%%

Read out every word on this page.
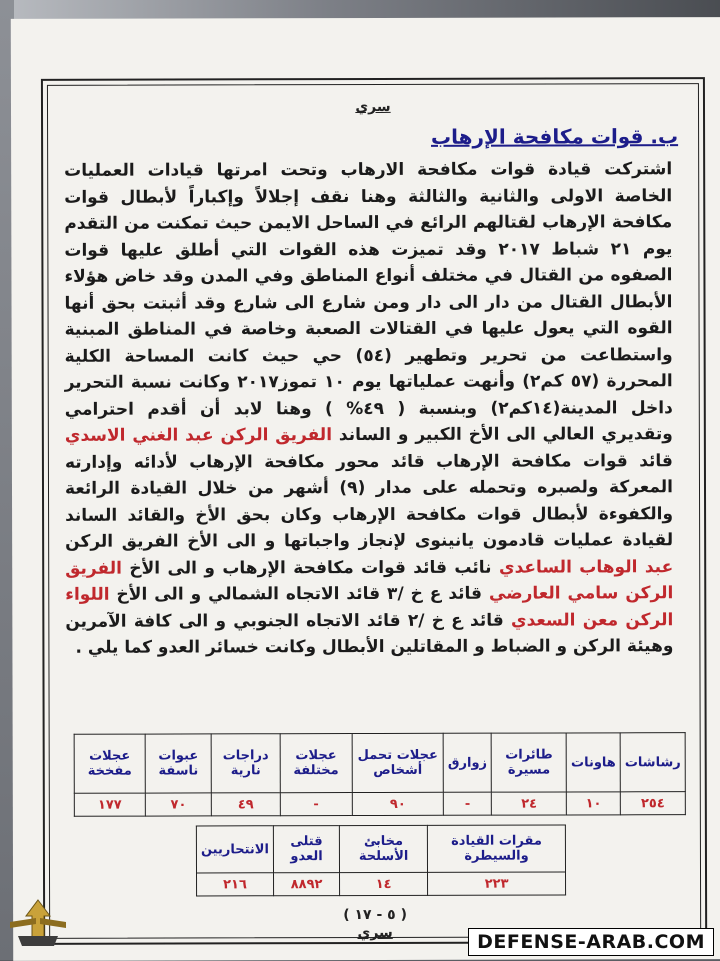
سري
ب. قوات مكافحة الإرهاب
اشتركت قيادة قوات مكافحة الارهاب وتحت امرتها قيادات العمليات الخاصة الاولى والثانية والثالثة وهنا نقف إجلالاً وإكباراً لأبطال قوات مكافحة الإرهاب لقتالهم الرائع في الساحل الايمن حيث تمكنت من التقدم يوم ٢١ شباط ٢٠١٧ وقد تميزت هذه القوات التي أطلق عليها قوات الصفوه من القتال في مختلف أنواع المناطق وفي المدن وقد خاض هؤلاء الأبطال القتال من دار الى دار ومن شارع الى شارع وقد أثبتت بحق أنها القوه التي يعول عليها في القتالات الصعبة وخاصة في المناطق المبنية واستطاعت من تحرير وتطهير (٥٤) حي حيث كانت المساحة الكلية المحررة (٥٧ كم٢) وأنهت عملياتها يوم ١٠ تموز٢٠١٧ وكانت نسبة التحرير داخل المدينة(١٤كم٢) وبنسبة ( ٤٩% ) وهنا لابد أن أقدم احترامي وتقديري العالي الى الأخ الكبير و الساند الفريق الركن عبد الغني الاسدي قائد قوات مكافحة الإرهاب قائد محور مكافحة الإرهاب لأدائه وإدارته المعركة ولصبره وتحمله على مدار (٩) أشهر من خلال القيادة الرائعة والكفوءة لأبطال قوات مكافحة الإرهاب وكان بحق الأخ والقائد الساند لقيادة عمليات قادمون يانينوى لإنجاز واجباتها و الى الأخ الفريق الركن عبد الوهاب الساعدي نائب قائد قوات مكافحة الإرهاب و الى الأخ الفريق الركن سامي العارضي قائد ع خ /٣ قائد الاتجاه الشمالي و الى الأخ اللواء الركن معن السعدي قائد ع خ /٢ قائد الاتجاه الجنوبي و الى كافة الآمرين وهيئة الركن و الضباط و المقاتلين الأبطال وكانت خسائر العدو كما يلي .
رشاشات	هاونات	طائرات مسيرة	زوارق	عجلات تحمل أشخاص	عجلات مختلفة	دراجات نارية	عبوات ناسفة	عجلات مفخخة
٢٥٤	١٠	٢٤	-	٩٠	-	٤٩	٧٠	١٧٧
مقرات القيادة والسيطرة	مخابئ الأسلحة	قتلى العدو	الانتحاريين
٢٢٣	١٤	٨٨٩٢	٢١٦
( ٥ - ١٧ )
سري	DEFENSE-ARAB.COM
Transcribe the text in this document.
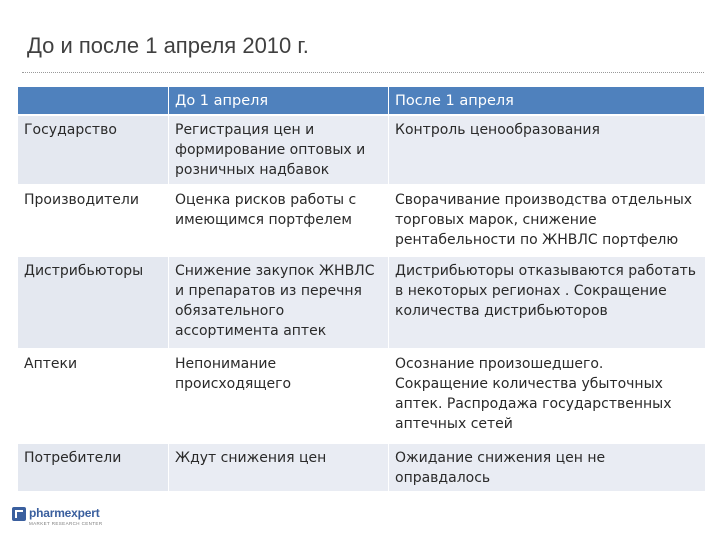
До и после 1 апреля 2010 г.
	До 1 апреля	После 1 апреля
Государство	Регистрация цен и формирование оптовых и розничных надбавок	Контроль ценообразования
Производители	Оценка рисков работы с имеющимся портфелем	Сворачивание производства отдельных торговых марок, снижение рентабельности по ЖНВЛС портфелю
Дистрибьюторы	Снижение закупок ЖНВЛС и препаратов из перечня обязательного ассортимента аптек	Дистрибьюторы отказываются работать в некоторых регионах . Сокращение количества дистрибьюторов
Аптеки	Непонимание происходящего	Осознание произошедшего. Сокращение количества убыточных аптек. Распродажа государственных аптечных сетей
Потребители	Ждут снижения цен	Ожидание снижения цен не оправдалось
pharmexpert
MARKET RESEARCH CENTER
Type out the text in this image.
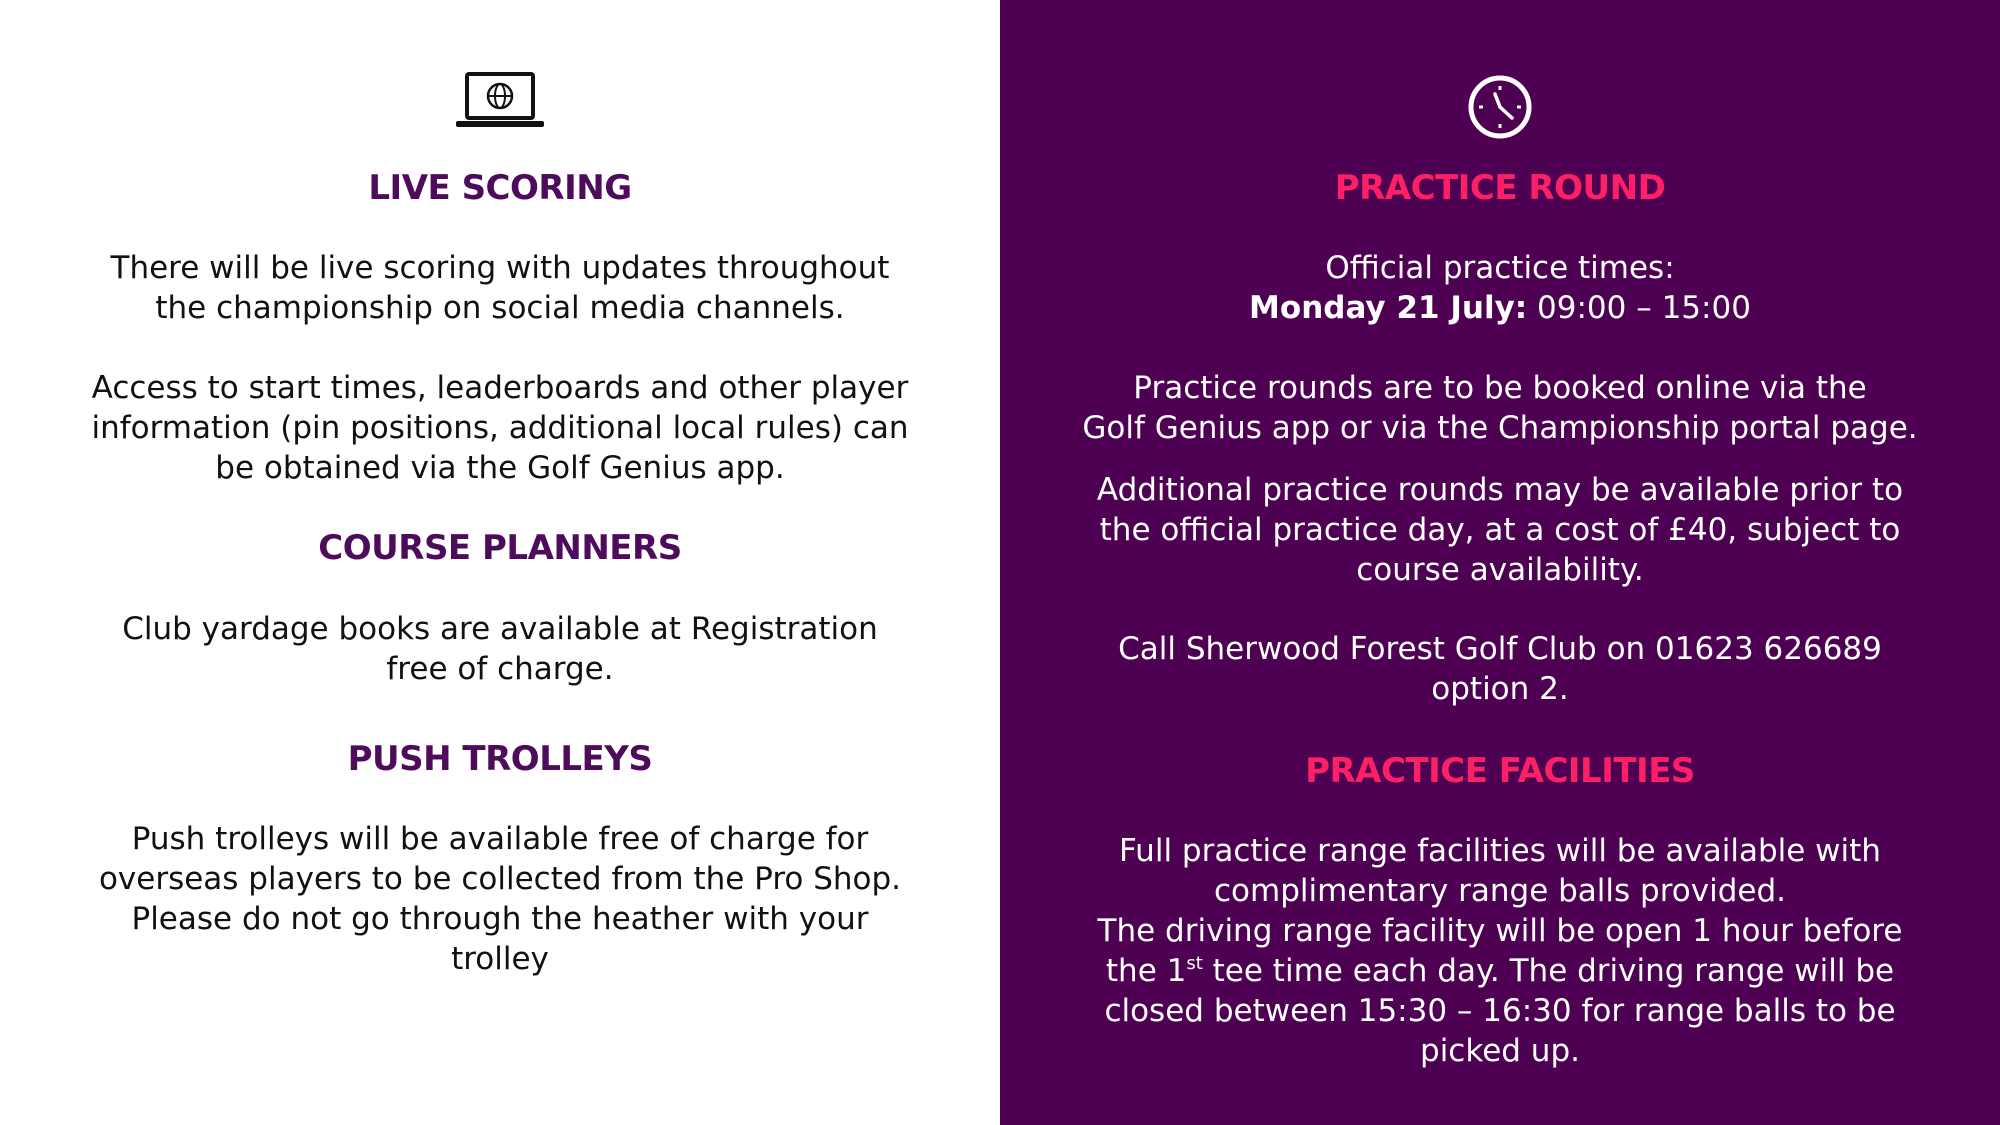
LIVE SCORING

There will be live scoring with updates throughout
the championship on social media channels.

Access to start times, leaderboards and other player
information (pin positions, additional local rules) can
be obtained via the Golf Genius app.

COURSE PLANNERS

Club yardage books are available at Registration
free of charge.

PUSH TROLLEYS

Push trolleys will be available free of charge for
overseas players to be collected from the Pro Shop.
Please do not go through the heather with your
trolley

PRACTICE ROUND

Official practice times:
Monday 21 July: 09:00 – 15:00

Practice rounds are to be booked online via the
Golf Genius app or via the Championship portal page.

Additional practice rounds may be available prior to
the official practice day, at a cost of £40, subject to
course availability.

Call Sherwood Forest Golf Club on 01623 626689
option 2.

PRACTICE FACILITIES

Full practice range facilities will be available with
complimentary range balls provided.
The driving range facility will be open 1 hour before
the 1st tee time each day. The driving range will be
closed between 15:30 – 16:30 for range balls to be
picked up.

%%

Look above for every line with the word "Golf" and copy it.

be obtained via the Golf Genius app.
Golf Genius app or via the Championship portal page.
Call Sherwood Forest Golf Club on 01623 626689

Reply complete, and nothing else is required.